■ **WHAT THE TASK ASKS**
Check every line of the entries for "นวาคม", and copy the lines that hold it.

(Stored items)
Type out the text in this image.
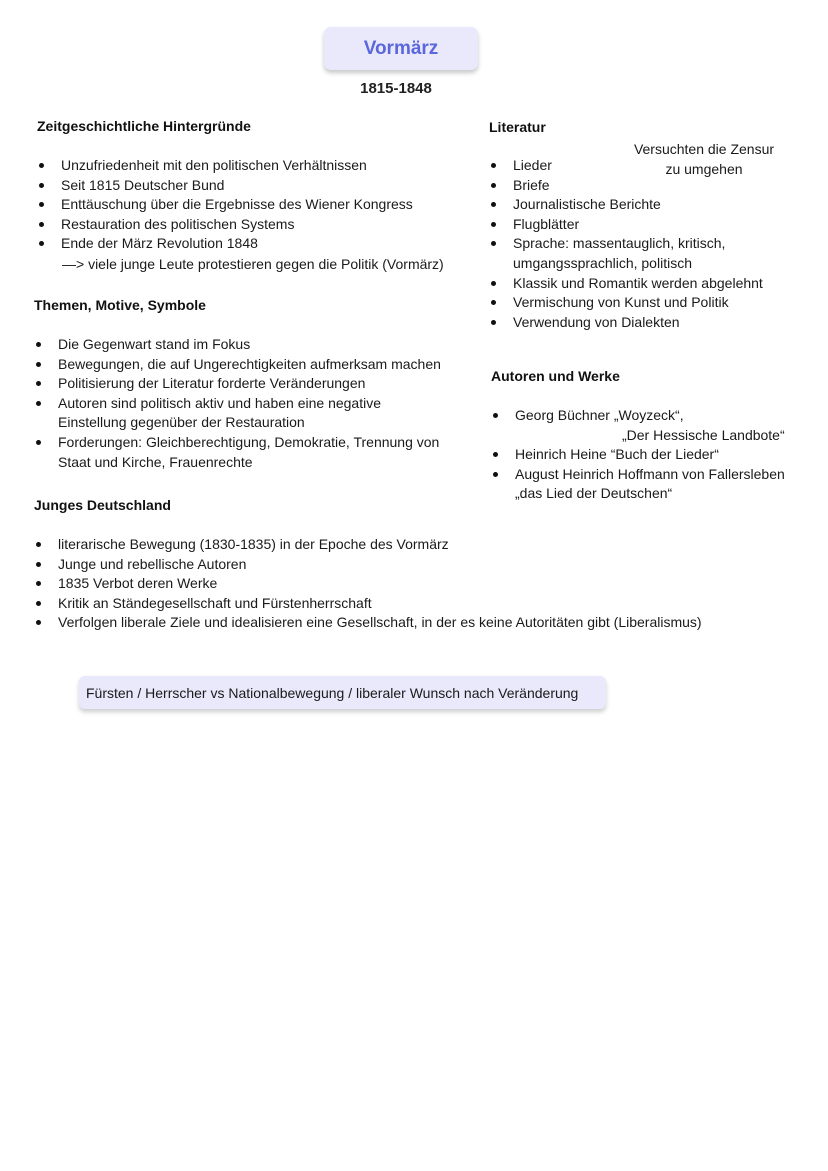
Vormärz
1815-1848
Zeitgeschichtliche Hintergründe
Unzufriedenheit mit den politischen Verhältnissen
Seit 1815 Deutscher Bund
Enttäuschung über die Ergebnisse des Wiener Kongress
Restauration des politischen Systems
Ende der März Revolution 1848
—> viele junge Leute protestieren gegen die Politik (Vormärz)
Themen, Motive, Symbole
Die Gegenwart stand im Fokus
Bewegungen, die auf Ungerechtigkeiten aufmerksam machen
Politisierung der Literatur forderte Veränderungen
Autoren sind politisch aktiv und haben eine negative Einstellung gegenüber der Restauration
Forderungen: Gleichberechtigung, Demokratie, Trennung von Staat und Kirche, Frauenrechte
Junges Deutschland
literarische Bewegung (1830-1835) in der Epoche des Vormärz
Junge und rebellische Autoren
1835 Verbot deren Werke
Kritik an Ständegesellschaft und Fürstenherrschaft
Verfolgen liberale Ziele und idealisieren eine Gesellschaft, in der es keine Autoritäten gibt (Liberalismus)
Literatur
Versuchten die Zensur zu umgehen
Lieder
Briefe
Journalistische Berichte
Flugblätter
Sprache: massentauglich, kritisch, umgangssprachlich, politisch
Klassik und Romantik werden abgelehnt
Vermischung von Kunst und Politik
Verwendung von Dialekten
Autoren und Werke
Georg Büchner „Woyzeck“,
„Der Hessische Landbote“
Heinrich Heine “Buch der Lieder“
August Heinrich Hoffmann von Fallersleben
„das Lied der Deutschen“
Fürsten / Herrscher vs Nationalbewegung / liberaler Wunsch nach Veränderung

...

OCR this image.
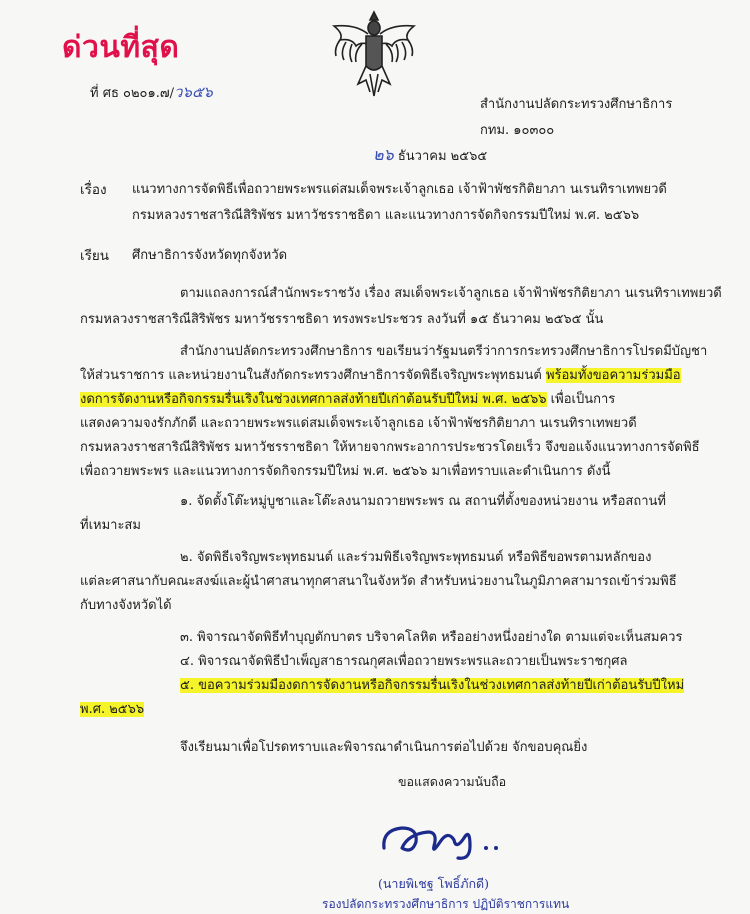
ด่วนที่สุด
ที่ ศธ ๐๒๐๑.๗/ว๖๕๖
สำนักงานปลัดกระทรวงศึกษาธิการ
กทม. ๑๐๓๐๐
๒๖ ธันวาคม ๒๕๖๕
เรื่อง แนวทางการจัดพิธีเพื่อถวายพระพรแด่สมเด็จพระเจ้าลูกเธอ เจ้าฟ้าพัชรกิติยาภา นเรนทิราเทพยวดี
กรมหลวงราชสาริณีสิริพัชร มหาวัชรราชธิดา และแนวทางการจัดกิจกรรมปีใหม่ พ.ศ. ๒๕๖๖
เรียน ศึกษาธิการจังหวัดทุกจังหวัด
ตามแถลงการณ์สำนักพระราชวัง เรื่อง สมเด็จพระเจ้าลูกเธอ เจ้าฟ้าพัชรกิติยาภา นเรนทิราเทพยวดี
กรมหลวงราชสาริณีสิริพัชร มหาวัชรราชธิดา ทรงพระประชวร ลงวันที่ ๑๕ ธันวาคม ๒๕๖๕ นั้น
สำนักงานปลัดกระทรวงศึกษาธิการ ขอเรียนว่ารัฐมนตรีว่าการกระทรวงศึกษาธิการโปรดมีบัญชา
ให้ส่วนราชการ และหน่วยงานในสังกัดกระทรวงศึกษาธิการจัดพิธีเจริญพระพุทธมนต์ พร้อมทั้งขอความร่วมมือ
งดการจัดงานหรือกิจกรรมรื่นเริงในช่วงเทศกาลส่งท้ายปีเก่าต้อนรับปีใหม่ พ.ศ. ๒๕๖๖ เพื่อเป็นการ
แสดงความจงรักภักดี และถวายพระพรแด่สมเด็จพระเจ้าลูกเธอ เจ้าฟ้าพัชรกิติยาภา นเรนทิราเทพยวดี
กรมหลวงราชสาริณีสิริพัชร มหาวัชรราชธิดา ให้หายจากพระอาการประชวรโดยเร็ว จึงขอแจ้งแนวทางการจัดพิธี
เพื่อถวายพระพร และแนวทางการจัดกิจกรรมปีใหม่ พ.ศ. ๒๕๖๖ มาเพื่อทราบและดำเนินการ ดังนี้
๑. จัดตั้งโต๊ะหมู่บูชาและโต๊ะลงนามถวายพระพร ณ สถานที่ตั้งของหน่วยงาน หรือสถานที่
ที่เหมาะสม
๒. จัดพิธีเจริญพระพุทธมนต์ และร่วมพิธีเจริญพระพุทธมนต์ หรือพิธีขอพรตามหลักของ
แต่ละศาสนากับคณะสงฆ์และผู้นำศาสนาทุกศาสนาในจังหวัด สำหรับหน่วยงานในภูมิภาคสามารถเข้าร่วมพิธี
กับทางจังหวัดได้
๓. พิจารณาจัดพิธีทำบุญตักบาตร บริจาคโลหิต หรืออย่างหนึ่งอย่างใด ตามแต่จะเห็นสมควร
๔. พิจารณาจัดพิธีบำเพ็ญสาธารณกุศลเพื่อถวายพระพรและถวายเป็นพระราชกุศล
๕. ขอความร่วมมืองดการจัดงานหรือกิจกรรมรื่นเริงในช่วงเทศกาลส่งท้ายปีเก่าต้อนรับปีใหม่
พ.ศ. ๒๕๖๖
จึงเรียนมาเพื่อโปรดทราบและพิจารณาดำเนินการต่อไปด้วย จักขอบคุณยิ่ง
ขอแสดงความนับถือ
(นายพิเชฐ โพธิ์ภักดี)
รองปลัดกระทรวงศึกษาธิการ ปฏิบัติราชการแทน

■ **RESPONSE TO THE EXERCISE**
๒๖ ธันวาคม ๒๕๖๕
กรมหลวงราชสาริณีสิริพัชร มหาวัชรราชธิดา ทรงพระประชวร ลงวันที่ ๑๕ ธันวาคม ๒๕๖๕ นั้น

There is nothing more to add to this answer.